Turn every row below into a numbered list, dropping blank lines and leaving the pictures out.

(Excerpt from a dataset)
%%

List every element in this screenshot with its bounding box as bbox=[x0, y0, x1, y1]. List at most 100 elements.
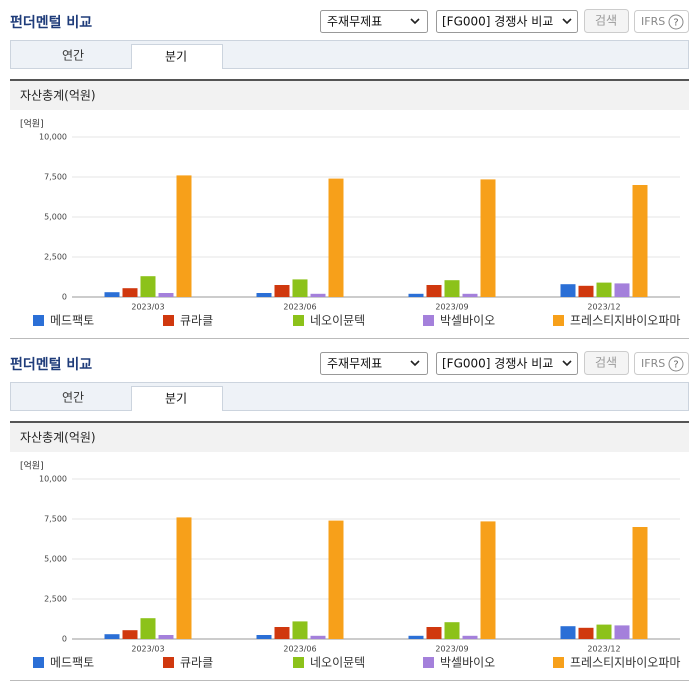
tab-active bbox=[131, 44, 223, 69]
select-box[interactable] bbox=[320, 352, 428, 375]
tab-label[interactable]: 연간 bbox=[62, 391, 84, 405]
bar bbox=[462, 293, 478, 297]
bar bbox=[578, 285, 594, 297]
x-tick-label: 2023/12 bbox=[587, 303, 620, 312]
y-tick-label: 0 bbox=[62, 293, 67, 302]
bar bbox=[560, 284, 576, 297]
bar bbox=[480, 179, 496, 297]
tab-bar bbox=[10, 382, 689, 411]
search-button[interactable] bbox=[584, 9, 629, 33]
legend-swatch bbox=[33, 315, 44, 326]
select-text: [FG000] 경쟁사 비교 bbox=[442, 357, 553, 371]
y-tick-label: 2,500 bbox=[44, 595, 67, 604]
legend-label: 메드팩토 bbox=[50, 314, 94, 328]
y-tick-label: 10,000 bbox=[39, 133, 67, 142]
legend-swatch bbox=[553, 315, 564, 326]
select-arrow bbox=[410, 360, 420, 367]
bar bbox=[104, 292, 120, 297]
x-tick-label: 2023/12 bbox=[587, 645, 620, 654]
legend-label: 메드팩토 bbox=[50, 656, 94, 670]
select-box[interactable] bbox=[436, 10, 578, 33]
bar bbox=[274, 285, 290, 297]
unit-label: [억원] bbox=[20, 460, 44, 472]
bar bbox=[408, 635, 424, 639]
tab-label[interactable]: 분기 bbox=[165, 392, 187, 406]
y-tick-label: 10,000 bbox=[39, 475, 67, 484]
select-text: 주재무제표 bbox=[327, 357, 382, 371]
bar bbox=[596, 282, 612, 297]
bar bbox=[462, 635, 478, 639]
search-button[interactable] bbox=[584, 351, 629, 375]
bar bbox=[632, 527, 648, 639]
help-icon[interactable] bbox=[668, 356, 684, 372]
legend-swatch bbox=[293, 315, 304, 326]
y-tick-label: 7,500 bbox=[44, 173, 67, 182]
bar bbox=[560, 626, 576, 639]
bar bbox=[578, 627, 594, 639]
panel: 펀더멘털 비교 주재무제표 [FG000] 경쟁사 비교 검색 IFRS ? 연간 분기자산총… bbox=[10, 9, 689, 339]
select-box[interactable] bbox=[436, 352, 578, 375]
bar bbox=[426, 285, 442, 297]
legend-label: 프레스티지바이오파마 bbox=[570, 656, 680, 670]
bar bbox=[310, 635, 326, 639]
section-header bbox=[10, 80, 689, 110]
bar bbox=[328, 520, 344, 639]
bar bbox=[310, 293, 326, 297]
tab-bar bbox=[10, 40, 689, 69]
y-tick-label: 0 bbox=[62, 635, 67, 644]
select-arrow bbox=[562, 18, 572, 25]
x-tick-label: 2023/09 bbox=[435, 303, 468, 312]
bar bbox=[480, 521, 496, 639]
panel-title: 펀더멘털 비교 bbox=[10, 356, 92, 373]
bar bbox=[614, 625, 630, 639]
section-title: 자산총계(억원) bbox=[20, 431, 96, 445]
legend-label: 프레스티지바이오파마 bbox=[570, 314, 680, 328]
select-text: 주재무제표 bbox=[327, 15, 382, 29]
legend-swatch bbox=[33, 657, 44, 668]
legend-swatch bbox=[293, 657, 304, 668]
bar bbox=[158, 293, 174, 297]
y-tick-label: 7,500 bbox=[44, 515, 67, 524]
y-tick-label: 2,500 bbox=[44, 253, 67, 262]
select-text: [FG000] 경쟁사 비교 bbox=[442, 15, 553, 29]
bar bbox=[176, 517, 192, 639]
legend-swatch bbox=[553, 657, 564, 668]
y-tick-label: 5,000 bbox=[44, 555, 67, 564]
bar bbox=[614, 283, 630, 297]
help-text: ? bbox=[673, 360, 678, 371]
tab-label[interactable]: 분기 bbox=[165, 50, 187, 64]
help-icon[interactable] bbox=[668, 14, 684, 30]
legend-label: 큐라클 bbox=[180, 314, 213, 328]
bar bbox=[104, 634, 120, 639]
ifrs-text: IFRS bbox=[641, 15, 665, 28]
legend-swatch bbox=[163, 315, 174, 326]
x-tick-label: 2023/09 bbox=[435, 645, 468, 654]
bar bbox=[426, 627, 442, 639]
bar bbox=[292, 279, 308, 297]
select-box[interactable] bbox=[320, 10, 428, 33]
tab-label[interactable]: 연간 bbox=[62, 49, 84, 63]
legend-label: 네오이뮨텍 bbox=[310, 656, 365, 670]
bar bbox=[292, 621, 308, 639]
x-tick-label: 2023/03 bbox=[131, 303, 164, 312]
bar bbox=[256, 635, 272, 639]
panel: 펀더멘털 비교 주재무제표 [FG000] 경쟁사 비교 검색 IFRS ? 연간 분기자산총… bbox=[10, 351, 689, 681]
legend-label: 큐라클 bbox=[180, 656, 213, 670]
select-arrow bbox=[562, 360, 572, 367]
y-tick-label: 5,000 bbox=[44, 213, 67, 222]
legend-swatch bbox=[163, 657, 174, 668]
section-title: 자산총계(억원) bbox=[20, 89, 96, 103]
legend-label: 박셀바이오 bbox=[440, 656, 495, 670]
bar bbox=[444, 280, 460, 297]
legend-label: 박셀바이오 bbox=[440, 314, 495, 328]
bar bbox=[632, 185, 648, 297]
bar bbox=[408, 293, 424, 297]
help-text: ? bbox=[673, 18, 678, 29]
x-tick-label: 2023/06 bbox=[283, 645, 316, 654]
bar bbox=[444, 622, 460, 639]
section-header bbox=[10, 422, 689, 452]
unit-label: [억원] bbox=[20, 118, 44, 130]
bar bbox=[140, 276, 156, 297]
bar bbox=[256, 293, 272, 297]
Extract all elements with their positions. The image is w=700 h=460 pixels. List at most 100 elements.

%%

[Correct answer]
1. List every element in this screenshot with its bounding box as bbox=[x0, y0, x1, y1]. List at most 100 elements.
2. tab-active bbox=[131, 44, 223, 69]
3. select-box[interactable] bbox=[320, 352, 428, 375]
4. tab-label[interactable]: 연간 bbox=[62, 391, 84, 405]
5. bar bbox=[462, 293, 478, 297]
6. bar bbox=[578, 285, 594, 297]
7. x-tick-label: 2023/12 bbox=[587, 303, 620, 312]
8. y-tick-label: 0 bbox=[62, 293, 67, 302]
9. bar bbox=[560, 284, 576, 297]
10. bar bbox=[480, 179, 496, 297]
11. tab-bar bbox=[10, 382, 689, 411]
12. search-button[interactable] bbox=[584, 9, 629, 33]
13. legend-swatch bbox=[33, 315, 44, 326]
14. select-text: [FG000] 경쟁사 비교 bbox=[442, 357, 553, 371]
15. y-tick-label: 2,500 bbox=[44, 595, 67, 604]
16. legend-label: 메드팩토 bbox=[50, 314, 94, 328]
17. y-tick-label: 10,000 bbox=[39, 133, 67, 142]
18. legend-swatch bbox=[553, 315, 564, 326]
19. select-arrow bbox=[410, 360, 420, 367]
20. bar bbox=[104, 292, 120, 297]
21. x-tick-label: 2023/12 bbox=[587, 645, 620, 654]
22. legend-label: 메드팩토 bbox=[50, 656, 94, 670]
23. select-box[interactable] bbox=[436, 10, 578, 33]
24. bar bbox=[274, 285, 290, 297]
25. unit-label: [억원] bbox=[20, 460, 44, 472]
26. bar bbox=[408, 635, 424, 639]
27. tab-label[interactable]: 분기 bbox=[165, 392, 187, 406]
28. y-tick-label: 10,000 bbox=[39, 475, 67, 484]
29. select-text: 주재무제표 bbox=[327, 357, 382, 371]
30. bar bbox=[596, 282, 612, 297]
31. bar bbox=[462, 635, 478, 639]
32. search-button[interactable] bbox=[584, 351, 629, 375]
33. bar bbox=[632, 527, 648, 639]
34. help-icon[interactable] bbox=[668, 356, 684, 372]
35. legend-swatch bbox=[293, 315, 304, 326]
36. y-tick-label: 7,500 bbox=[44, 173, 67, 182]
37. bar bbox=[560, 626, 576, 639]
38. bar bbox=[578, 627, 594, 639]
39. panel: 펀더멘털 비교 주재무제표 [FG000] 경쟁사 비교 검색 IFRS ? 연간 분기자산총… bbox=[10, 9, 689, 339]
40. select-box[interactable] bbox=[436, 352, 578, 375]
41. bar bbox=[426, 285, 442, 297]
42. legend-label: 프레스티지바이오파마 bbox=[570, 656, 680, 670]
43. bar bbox=[310, 635, 326, 639]
44. section-header bbox=[10, 80, 689, 110]
45. bar bbox=[328, 520, 344, 639]
46. bar bbox=[310, 293, 326, 297]
47. tab-bar bbox=[10, 40, 689, 69]
48. y-tick-label: 0 bbox=[62, 635, 67, 644]
49. select-arrow bbox=[562, 18, 572, 25]
50. x-tick-label: 2023/09 bbox=[435, 303, 468, 312]
51. bar bbox=[480, 521, 496, 639]
52. panel-title: 펀더멘털 비교 bbox=[10, 356, 92, 373]
53. bar bbox=[614, 625, 630, 639]
54. section-title: 자산총계(억원) bbox=[20, 431, 96, 445]
55. legend-label: 프레스티지바이오파마 bbox=[570, 314, 680, 328]
56. select-text: 주재무제표 bbox=[327, 15, 382, 29]
57. legend-swatch bbox=[33, 657, 44, 668]
58. legend-swatch bbox=[293, 657, 304, 668]
59. bar bbox=[158, 293, 174, 297]
60. y-tick-label: 7,500 bbox=[44, 515, 67, 524]
61. y-tick-label: 2,500 bbox=[44, 253, 67, 262]
62. select-text: [FG000] 경쟁사 비교 bbox=[442, 15, 553, 29]
63. bar bbox=[176, 517, 192, 639]
64. legend-swatch bbox=[553, 657, 564, 668]
65. y-tick-label: 5,000 bbox=[44, 555, 67, 564]
66. bar bbox=[614, 283, 630, 297]
67. help-text: ? bbox=[673, 360, 678, 371]
68. tab-label[interactable]: 분기 bbox=[165, 50, 187, 64]
69. help-icon[interactable] bbox=[668, 14, 684, 30]
70. legend-label: 큐라클 bbox=[180, 314, 213, 328]
71. bar bbox=[104, 634, 120, 639]
72. ifrs-text: IFRS bbox=[641, 15, 665, 28]
73. legend-swatch bbox=[163, 315, 174, 326]
74. x-tick-label: 2023/09 bbox=[435, 645, 468, 654]
75. bar bbox=[426, 627, 442, 639]
76. bar bbox=[292, 279, 308, 297]
77. select-box[interactable] bbox=[320, 10, 428, 33]
78. tab-label[interactable]: 연간 bbox=[62, 49, 84, 63]
79. legend-label: 네오이뮨텍 bbox=[310, 656, 365, 670]
80. bar bbox=[292, 621, 308, 639]
81. x-tick-label: 2023/03 bbox=[131, 303, 164, 312]
82. bar bbox=[256, 635, 272, 639]
83. panel: 펀더멘털 비교 주재무제표 [FG000] 경쟁사 비교 검색 IFRS ? 연간 분기자산총… bbox=[10, 351, 689, 681]
84. legend-label: 큐라클 bbox=[180, 656, 213, 670]
85. select-arrow bbox=[562, 360, 572, 367]
86. y-tick-label: 5,000 bbox=[44, 213, 67, 222]
87. legend-swatch bbox=[163, 657, 174, 668]
88. section-title: 자산총계(억원) bbox=[20, 89, 96, 103]
89. legend-label: 박셀바이오 bbox=[440, 656, 495, 670]
90. bar bbox=[444, 280, 460, 297]
91. legend-label: 박셀바이오 bbox=[440, 314, 495, 328]
92. bar bbox=[632, 185, 648, 297]
93. bar bbox=[408, 293, 424, 297]
94. help-text: ? bbox=[673, 18, 678, 29]
95. x-tick-label: 2023/06 bbox=[283, 645, 316, 654]
96. bar bbox=[444, 622, 460, 639]
97. section-header bbox=[10, 422, 689, 452]
98. unit-label: [억원] bbox=[20, 118, 44, 130]
99. bar bbox=[140, 276, 156, 297]
100. bar bbox=[256, 293, 272, 297]
101. Extract all elements with their positions. The image is w=700 h=460 pixels. List at most 100 elements.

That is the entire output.